Keep only the lines of the listing that include the word "заседание", and copy them.

— Start of Listed records —

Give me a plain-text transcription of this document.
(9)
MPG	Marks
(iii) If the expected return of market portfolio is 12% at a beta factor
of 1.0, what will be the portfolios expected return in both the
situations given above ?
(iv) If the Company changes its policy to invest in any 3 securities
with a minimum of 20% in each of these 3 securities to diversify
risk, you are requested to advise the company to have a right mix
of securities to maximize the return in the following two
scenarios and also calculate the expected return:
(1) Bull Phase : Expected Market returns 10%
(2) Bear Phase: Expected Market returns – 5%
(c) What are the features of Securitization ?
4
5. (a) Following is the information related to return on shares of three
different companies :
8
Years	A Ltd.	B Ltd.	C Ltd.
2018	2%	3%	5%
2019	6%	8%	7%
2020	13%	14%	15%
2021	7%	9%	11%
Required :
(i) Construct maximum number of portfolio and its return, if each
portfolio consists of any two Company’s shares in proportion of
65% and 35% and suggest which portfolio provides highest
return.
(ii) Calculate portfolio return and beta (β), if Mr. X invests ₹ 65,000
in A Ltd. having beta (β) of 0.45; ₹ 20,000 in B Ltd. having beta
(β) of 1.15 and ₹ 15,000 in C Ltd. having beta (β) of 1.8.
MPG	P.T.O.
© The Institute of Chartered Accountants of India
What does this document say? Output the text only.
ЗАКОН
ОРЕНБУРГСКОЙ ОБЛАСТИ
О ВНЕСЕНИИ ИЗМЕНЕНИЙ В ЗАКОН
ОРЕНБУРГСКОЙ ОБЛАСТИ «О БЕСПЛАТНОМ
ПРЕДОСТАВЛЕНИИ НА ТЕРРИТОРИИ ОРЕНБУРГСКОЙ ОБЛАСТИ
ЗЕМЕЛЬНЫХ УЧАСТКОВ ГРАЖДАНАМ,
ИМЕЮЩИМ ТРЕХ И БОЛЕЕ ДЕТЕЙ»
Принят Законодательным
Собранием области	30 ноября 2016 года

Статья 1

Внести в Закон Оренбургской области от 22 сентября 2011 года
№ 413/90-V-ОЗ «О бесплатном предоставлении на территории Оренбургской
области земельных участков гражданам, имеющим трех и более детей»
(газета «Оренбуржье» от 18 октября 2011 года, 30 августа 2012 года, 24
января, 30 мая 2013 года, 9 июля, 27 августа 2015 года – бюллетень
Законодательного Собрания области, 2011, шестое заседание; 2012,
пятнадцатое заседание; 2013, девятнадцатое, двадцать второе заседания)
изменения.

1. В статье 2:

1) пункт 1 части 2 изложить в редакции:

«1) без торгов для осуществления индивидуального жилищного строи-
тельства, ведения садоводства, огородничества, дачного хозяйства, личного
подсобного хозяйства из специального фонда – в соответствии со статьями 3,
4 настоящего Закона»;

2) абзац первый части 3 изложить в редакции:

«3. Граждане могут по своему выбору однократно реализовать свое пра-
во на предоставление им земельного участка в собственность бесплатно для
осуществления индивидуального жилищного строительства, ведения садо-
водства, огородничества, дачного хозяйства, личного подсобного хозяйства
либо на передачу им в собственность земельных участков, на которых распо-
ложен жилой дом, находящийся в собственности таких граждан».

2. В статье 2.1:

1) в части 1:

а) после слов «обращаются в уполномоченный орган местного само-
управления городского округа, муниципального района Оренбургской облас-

— End of Listed records —

Written reply:
Законодательного Собрания области, 2011, шестое заседание; 2012,
пятнадцатое заседание; 2013, девятнадцатое, двадцать второе заседания)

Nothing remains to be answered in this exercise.